**Requirement**
Lines containing the string "JSON" are to be counted; report only how many there are.

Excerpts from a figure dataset
┏━━

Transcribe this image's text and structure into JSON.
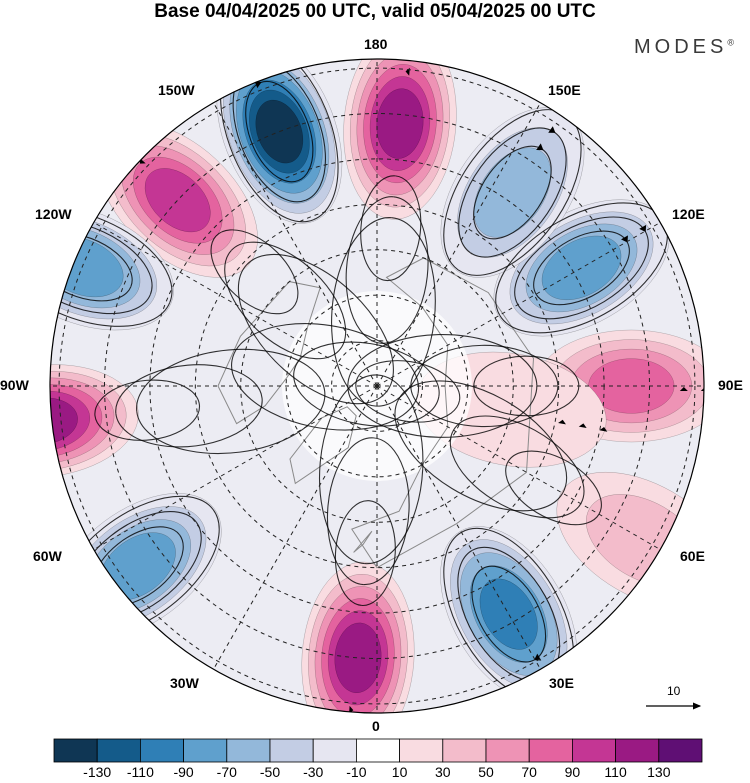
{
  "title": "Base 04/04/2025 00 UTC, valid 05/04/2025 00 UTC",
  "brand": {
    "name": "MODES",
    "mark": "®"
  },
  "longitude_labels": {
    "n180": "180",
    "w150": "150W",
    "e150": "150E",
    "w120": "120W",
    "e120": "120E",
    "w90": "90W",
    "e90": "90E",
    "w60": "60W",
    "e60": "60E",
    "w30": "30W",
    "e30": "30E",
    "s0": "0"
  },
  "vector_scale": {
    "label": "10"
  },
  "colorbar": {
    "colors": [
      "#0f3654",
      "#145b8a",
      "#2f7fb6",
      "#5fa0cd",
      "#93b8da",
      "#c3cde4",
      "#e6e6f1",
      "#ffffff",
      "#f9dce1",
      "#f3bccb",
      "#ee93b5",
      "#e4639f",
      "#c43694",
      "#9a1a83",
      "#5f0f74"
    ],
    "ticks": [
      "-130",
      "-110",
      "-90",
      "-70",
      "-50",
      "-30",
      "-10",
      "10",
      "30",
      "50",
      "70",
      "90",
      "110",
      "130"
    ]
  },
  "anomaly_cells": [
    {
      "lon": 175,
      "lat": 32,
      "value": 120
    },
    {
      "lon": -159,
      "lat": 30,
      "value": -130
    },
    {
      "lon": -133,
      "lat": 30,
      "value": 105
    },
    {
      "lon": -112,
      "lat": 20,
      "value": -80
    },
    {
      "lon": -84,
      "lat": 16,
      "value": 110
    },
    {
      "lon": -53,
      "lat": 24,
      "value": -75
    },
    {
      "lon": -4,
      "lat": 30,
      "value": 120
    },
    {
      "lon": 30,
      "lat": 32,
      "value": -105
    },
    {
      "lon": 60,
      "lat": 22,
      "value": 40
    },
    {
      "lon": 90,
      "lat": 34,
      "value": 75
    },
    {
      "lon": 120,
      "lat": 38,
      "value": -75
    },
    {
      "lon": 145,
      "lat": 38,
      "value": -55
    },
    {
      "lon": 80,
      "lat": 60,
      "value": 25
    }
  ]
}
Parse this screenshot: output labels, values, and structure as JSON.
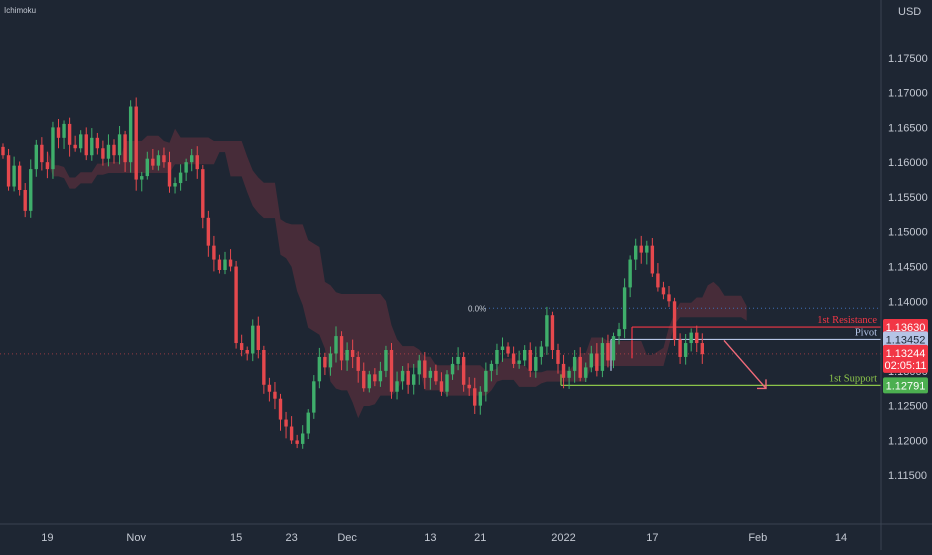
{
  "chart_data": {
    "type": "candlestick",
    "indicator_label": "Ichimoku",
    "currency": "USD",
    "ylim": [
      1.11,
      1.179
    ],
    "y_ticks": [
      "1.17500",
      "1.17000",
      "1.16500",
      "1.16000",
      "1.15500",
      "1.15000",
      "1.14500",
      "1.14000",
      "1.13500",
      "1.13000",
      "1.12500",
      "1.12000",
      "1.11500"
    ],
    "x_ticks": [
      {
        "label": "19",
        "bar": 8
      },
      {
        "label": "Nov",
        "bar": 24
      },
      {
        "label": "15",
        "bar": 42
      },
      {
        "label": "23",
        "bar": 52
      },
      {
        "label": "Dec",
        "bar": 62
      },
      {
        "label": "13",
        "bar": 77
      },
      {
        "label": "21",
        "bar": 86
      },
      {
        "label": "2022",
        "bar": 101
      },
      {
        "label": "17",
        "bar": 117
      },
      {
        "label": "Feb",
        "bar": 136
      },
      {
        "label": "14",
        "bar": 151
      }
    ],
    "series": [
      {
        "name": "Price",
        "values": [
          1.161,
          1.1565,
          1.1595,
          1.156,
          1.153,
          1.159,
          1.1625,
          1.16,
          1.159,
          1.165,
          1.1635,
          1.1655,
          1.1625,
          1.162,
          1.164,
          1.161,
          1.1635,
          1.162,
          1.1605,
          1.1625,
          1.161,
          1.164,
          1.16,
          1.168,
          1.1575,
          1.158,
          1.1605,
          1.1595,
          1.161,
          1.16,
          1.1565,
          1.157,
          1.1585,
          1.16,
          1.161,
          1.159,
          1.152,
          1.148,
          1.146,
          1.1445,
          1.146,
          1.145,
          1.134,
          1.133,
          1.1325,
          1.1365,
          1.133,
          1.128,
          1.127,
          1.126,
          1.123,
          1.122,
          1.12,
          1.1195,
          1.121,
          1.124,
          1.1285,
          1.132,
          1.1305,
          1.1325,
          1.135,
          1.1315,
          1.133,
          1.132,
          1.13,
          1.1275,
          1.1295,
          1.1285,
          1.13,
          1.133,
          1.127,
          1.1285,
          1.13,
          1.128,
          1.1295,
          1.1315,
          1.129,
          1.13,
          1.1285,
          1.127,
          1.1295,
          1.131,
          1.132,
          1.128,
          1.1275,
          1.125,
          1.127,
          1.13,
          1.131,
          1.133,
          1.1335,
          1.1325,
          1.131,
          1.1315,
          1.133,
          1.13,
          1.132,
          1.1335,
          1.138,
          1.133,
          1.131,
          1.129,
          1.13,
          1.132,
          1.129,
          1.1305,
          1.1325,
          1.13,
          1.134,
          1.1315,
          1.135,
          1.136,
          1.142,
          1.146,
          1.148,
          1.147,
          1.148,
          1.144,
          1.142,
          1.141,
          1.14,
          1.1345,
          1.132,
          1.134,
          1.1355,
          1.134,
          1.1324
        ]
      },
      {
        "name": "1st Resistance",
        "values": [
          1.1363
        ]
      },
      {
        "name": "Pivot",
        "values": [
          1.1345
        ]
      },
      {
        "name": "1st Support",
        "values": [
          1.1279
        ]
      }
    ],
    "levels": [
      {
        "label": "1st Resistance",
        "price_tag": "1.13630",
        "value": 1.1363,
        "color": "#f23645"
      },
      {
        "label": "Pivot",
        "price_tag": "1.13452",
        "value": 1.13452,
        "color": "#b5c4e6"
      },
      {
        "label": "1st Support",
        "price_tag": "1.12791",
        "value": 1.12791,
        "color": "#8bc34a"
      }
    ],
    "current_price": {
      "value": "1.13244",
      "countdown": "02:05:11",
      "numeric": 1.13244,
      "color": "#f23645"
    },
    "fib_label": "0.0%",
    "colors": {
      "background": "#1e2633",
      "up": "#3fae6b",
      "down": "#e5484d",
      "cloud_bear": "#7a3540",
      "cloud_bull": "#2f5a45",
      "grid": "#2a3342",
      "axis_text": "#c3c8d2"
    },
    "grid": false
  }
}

┗━━
┏━━

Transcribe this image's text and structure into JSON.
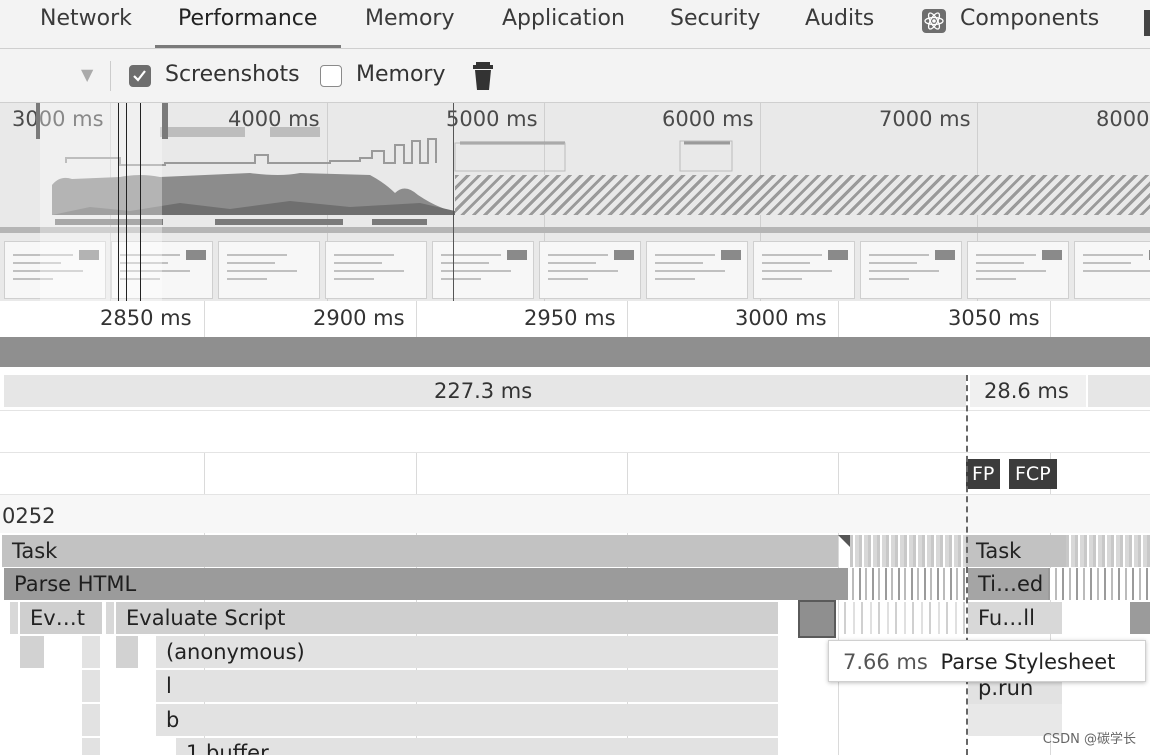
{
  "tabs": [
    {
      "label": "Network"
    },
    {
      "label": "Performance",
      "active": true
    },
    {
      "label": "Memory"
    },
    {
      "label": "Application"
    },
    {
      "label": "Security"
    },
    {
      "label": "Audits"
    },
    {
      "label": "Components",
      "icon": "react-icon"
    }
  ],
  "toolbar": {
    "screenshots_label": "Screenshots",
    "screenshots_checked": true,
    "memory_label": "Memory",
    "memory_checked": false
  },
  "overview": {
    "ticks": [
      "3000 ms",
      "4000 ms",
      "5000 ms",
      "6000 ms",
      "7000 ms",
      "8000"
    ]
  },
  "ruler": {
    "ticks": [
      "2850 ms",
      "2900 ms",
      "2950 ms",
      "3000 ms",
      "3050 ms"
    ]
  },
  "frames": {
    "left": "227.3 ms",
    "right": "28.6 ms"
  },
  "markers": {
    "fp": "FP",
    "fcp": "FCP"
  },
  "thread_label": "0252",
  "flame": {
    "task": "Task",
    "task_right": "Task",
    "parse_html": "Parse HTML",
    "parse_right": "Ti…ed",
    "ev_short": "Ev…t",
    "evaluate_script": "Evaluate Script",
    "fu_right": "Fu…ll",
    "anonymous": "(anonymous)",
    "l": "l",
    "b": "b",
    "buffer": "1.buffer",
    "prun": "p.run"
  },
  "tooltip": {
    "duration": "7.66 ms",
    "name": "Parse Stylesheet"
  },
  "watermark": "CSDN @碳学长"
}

┗━━
┏━━

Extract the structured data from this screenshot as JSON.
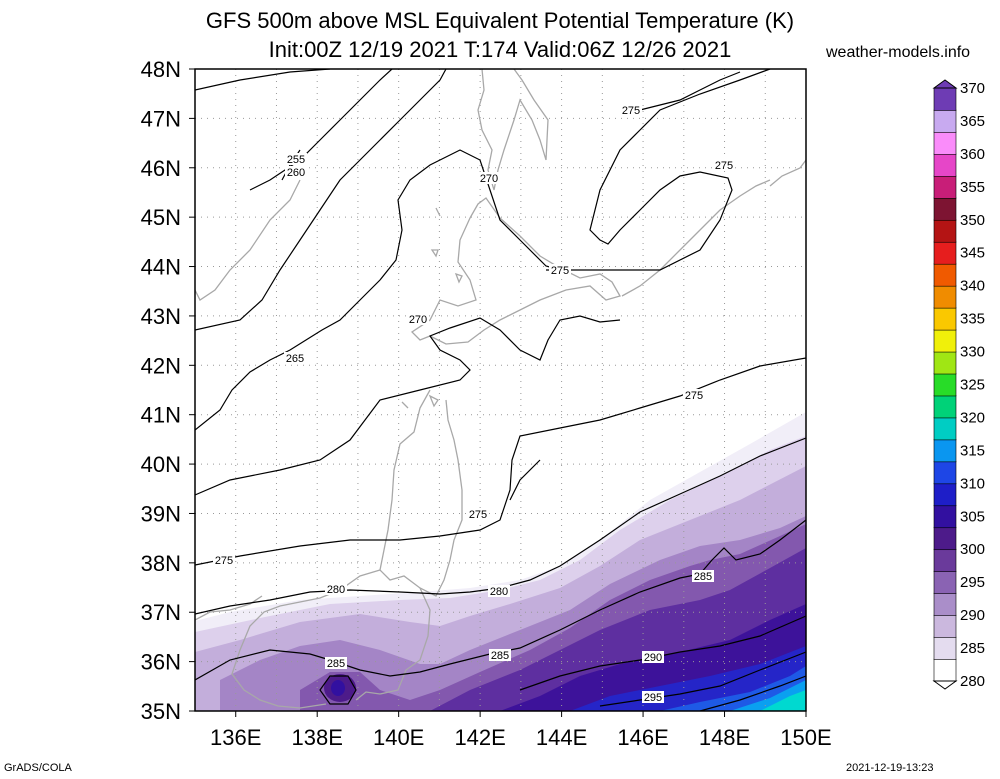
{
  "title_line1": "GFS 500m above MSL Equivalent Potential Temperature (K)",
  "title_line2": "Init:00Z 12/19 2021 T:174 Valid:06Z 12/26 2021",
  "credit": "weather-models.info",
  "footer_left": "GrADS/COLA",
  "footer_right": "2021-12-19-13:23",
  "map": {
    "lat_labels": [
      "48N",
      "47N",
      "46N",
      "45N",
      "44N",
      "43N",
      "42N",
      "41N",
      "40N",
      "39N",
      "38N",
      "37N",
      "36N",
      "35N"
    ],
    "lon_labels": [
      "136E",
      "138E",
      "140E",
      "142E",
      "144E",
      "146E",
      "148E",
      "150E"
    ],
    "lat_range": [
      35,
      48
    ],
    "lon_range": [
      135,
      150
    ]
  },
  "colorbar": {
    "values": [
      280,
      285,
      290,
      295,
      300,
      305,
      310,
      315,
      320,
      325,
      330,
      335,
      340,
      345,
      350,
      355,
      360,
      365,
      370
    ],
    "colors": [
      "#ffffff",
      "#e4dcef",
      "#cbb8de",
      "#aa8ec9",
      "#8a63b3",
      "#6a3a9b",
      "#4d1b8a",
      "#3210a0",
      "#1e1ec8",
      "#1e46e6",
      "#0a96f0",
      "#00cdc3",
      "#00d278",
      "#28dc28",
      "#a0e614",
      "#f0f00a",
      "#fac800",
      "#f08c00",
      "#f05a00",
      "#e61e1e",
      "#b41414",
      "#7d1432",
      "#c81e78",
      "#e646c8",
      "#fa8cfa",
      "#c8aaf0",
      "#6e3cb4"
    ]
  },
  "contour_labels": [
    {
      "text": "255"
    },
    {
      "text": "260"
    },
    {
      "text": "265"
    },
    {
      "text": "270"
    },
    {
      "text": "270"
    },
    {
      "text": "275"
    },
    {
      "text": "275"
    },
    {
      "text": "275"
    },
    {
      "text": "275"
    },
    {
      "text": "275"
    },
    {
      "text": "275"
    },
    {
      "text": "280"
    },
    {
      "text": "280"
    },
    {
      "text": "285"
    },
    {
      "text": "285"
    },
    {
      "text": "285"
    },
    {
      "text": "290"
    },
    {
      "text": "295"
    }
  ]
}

┗━━

**Task solution**
4